Stored entries =>

= = = = =

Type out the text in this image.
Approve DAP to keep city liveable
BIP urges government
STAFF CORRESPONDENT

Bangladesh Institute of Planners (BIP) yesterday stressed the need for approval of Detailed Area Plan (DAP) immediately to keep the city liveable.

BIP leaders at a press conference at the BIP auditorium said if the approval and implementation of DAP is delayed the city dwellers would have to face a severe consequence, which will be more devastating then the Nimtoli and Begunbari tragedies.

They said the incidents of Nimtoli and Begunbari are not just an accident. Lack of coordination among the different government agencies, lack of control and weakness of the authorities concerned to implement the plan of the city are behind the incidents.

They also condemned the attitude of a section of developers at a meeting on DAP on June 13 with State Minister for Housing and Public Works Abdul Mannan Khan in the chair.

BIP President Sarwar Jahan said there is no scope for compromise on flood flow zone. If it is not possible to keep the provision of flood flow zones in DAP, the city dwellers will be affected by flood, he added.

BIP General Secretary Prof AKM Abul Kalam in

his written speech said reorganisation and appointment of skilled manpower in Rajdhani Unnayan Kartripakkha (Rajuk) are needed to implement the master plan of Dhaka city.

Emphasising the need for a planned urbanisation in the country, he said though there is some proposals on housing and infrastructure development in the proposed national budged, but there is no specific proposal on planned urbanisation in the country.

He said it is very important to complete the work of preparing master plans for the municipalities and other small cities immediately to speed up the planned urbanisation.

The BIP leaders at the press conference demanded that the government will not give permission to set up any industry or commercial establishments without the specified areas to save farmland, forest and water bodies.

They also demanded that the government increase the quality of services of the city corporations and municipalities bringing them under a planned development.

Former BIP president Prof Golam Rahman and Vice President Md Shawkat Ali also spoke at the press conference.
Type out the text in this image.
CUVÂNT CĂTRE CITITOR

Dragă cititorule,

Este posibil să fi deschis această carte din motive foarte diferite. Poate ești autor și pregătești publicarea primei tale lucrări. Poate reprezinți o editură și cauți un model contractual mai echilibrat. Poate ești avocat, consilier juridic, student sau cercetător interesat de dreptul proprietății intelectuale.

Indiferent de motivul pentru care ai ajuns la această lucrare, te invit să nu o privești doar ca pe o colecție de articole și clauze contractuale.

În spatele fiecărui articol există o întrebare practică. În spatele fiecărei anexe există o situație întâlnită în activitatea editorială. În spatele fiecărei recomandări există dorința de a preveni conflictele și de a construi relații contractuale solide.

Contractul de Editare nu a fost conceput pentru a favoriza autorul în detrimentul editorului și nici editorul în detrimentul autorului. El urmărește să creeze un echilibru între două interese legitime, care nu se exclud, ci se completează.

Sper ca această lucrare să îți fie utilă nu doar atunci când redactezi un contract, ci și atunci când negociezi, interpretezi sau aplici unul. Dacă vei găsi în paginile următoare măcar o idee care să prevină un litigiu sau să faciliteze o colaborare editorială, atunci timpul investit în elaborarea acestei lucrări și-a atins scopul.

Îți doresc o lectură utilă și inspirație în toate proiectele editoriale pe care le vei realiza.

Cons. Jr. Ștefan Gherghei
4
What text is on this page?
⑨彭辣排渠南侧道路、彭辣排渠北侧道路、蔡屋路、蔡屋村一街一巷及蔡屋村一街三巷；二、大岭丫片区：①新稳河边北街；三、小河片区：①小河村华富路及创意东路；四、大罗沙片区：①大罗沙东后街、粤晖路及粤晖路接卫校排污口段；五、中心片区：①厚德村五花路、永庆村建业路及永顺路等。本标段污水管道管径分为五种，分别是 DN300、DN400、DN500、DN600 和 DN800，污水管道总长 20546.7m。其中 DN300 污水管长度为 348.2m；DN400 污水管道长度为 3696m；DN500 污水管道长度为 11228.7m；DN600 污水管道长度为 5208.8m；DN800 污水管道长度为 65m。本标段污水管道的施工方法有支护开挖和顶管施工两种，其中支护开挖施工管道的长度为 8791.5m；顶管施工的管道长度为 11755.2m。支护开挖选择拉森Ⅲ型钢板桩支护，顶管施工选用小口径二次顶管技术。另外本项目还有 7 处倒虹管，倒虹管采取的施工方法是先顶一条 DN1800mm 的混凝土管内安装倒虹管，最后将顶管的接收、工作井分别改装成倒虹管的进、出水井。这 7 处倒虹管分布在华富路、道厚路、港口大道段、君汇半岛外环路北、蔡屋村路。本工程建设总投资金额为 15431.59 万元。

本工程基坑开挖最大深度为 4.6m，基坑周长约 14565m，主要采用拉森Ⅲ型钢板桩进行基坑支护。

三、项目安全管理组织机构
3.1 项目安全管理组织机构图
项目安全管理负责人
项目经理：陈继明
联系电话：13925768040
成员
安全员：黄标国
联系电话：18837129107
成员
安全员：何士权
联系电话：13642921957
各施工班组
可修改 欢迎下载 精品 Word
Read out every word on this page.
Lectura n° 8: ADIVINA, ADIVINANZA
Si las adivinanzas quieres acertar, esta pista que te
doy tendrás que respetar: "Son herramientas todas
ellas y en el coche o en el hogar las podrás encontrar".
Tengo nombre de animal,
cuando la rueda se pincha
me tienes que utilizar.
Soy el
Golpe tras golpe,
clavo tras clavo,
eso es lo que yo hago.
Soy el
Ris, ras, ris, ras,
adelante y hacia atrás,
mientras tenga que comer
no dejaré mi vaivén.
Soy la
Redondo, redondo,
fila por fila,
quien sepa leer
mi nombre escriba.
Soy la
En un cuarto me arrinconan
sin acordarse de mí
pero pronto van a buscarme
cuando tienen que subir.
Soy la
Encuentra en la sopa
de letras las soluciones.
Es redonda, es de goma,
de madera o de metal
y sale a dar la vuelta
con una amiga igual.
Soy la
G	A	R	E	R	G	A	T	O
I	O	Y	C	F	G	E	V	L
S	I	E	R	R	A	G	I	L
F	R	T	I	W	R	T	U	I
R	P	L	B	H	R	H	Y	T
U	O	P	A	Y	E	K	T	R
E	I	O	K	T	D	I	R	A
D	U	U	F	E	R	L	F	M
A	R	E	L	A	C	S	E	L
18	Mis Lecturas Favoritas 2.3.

= = = = =

AIM OF THE EXERCISE => Print the records above exactly as they appear.

ANSWER TO THE PROBLEM =>
Type out the text in this image.
Approve DAP to keep city liveable
BIP urges government
STAFF CORRESPONDENT

Bangladesh Institute of Planners (BIP) yesterday stressed the need for approval of Detailed Area Plan (DAP) immediately to keep the city liveable.

BIP leaders at a press conference at the BIP auditorium said if the approval and implementation of DAP is delayed the city dwellers would have to face a severe consequence, which will be more devastating then the Nimtoli and Begunbari tragedies.

They said the incidents of Nimtoli and Begunbari are not just an accident. Lack of coordination among the different government agencies, lack of control and weakness of the authorities concerned to implement the plan of the city are behind the incidents.

They also condemned the attitude of a section of developers at a meeting on DAP on June 13 with State Minister for Housing and Public Works Abdul Mannan Khan in the chair.

BIP President Sarwar Jahan said there is no scope for compromise on flood flow zone. If it is not possible to keep the provision of flood flow zones in DAP, the city dwellers will be affected by flood, he added.

BIP General Secretary Prof AKM Abul Kalam in

his written speech said reorganisation and appointment of skilled manpower in Rajdhani Unnayan Kartripakkha (Rajuk) are needed to implement the master plan of Dhaka city.

Emphasising the need for a planned urbanisation in the country, he said though there is some proposals on housing and infrastructure development in the proposed national budged, but there is no specific proposal on planned urbanisation in the country.

He said it is very important to complete the work of preparing master plans for the municipalities and other small cities immediately to speed up the planned urbanisation.

The BIP leaders at the press conference demanded that the government will not give permission to set up any industry or commercial establishments without the specified areas to save farmland, forest and water bodies.

They also demanded that the government increase the quality of services of the city corporations and municipalities bringing them under a planned development.

Former BIP president Prof Golam Rahman and Vice President Md Shawkat Ali also spoke at the press conference.
Type out the text in this image.
CUVÂNT CĂTRE CITITOR

Dragă cititorule,

Este posibil să fi deschis această carte din motive foarte diferite. Poate ești autor și pregătești publicarea primei tale lucrări. Poate reprezinți o editură și cauți un model contractual mai echilibrat. Poate ești avocat, consilier juridic, student sau cercetător interesat de dreptul proprietății intelectuale.

Indiferent de motivul pentru care ai ajuns la această lucrare, te invit să nu o privești doar ca pe o colecție de articole și clauze contractuale.

În spatele fiecărui articol există o întrebare practică. În spatele fiecărei anexe există o situație întâlnită în activitatea editorială. În spatele fiecărei recomandări există dorința de a preveni conflictele și de a construi relații contractuale solide.

Contractul de Editare nu a fost conceput pentru a favoriza autorul în detrimentul editorului și nici editorul în detrimentul autorului. El urmărește să creeze un echilibru între două interese legitime, care nu se exclud, ci se completează.

Sper ca această lucrare să îți fie utilă nu doar atunci când redactezi un contract, ci și atunci când negociezi, interpretezi sau aplici unul. Dacă vei găsi în paginile următoare măcar o idee care să prevină un litigiu sau să faciliteze o colaborare editorială, atunci timpul investit în elaborarea acestei lucrări și-a atins scopul.

Îți doresc o lectură utilă și inspirație în toate proiectele editoriale pe care le vei realiza.

Cons. Jr. Ștefan Gherghei
4
What text is on this page?
⑨彭辣排渠南侧道路、彭辣排渠北侧道路、蔡屋路、蔡屋村一街一巷及蔡屋村一街三巷；二、大岭丫片区：①新稳河边北街；三、小河片区：①小河村华富路及创意东路；四、大罗沙片区：①大罗沙东后街、粤晖路及粤晖路接卫校排污口段；五、中心片区：①厚德村五花路、永庆村建业路及永顺路等。本标段污水管道管径分为五种，分别是 DN300、DN400、DN500、DN600 和 DN800，污水管道总长 20546.7m。其中 DN300 污水管长度为 348.2m；DN400 污水管道长度为 3696m；DN500 污水管道长度为 11228.7m；DN600 污水管道长度为 5208.8m；DN800 污水管道长度为 65m。本标段污水管道的施工方法有支护开挖和顶管施工两种，其中支护开挖施工管道的长度为 8791.5m；顶管施工的管道长度为 11755.2m。支护开挖选择拉森Ⅲ型钢板桩支护，顶管施工选用小口径二次顶管技术。另外本项目还有 7 处倒虹管，倒虹管采取的施工方法是先顶一条 DN1800mm 的混凝土管内安装倒虹管，最后将顶管的接收、工作井分别改装成倒虹管的进、出水井。这 7 处倒虹管分布在华富路、道厚路、港口大道段、君汇半岛外环路北、蔡屋村路。本工程建设总投资金额为 15431.59 万元。

本工程基坑开挖最大深度为 4.6m，基坑周长约 14565m，主要采用拉森Ⅲ型钢板桩进行基坑支护。

三、项目安全管理组织机构
3.1 项目安全管理组织机构图
项目安全管理负责人
项目经理：陈继明
联系电话：13925768040
成员
安全员：黄标国
联系电话：18837129107
成员
安全员：何士权
联系电话：13642921957
各施工班组
可修改 欢迎下载 精品 Word
Read out every word on this page.
Lectura n° 8: ADIVINA, ADIVINANZA
Si las adivinanzas quieres acertar, esta pista que te
doy tendrás que respetar: "Son herramientas todas
ellas y en el coche o en el hogar las podrás encontrar".
Tengo nombre de animal,
cuando la rueda se pincha
me tienes que utilizar.
Soy el
Golpe tras golpe,
clavo tras clavo,
eso es lo que yo hago.
Soy el
Ris, ras, ris, ras,
adelante y hacia atrás,
mientras tenga que comer
no dejaré mi vaivén.
Soy la
Redondo, redondo,
fila por fila,
quien sepa leer
mi nombre escriba.
Soy la
En un cuarto me arrinconan
sin acordarse de mí
pero pronto van a buscarme
cuando tienen que subir.
Soy la
Encuentra en la sopa
de letras las soluciones.
Es redonda, es de goma,
de madera o de metal
y sale a dar la vuelta
con una amiga igual.
Soy la
G	A	R	E	R	G	A	T	O
I	O	Y	C	F	G	E	V	L
S	I	E	R	R	A	G	I	L
F	R	T	I	W	R	T	U	I
R	P	L	B	H	R	H	Y	T
U	O	P	A	Y	E	K	T	R
E	I	O	K	T	D	I	R	A
D	U	U	F	E	R	L	F	M
A	R	E	L	A	C	S	E	L
18	Mis Lecturas Favoritas 2.3.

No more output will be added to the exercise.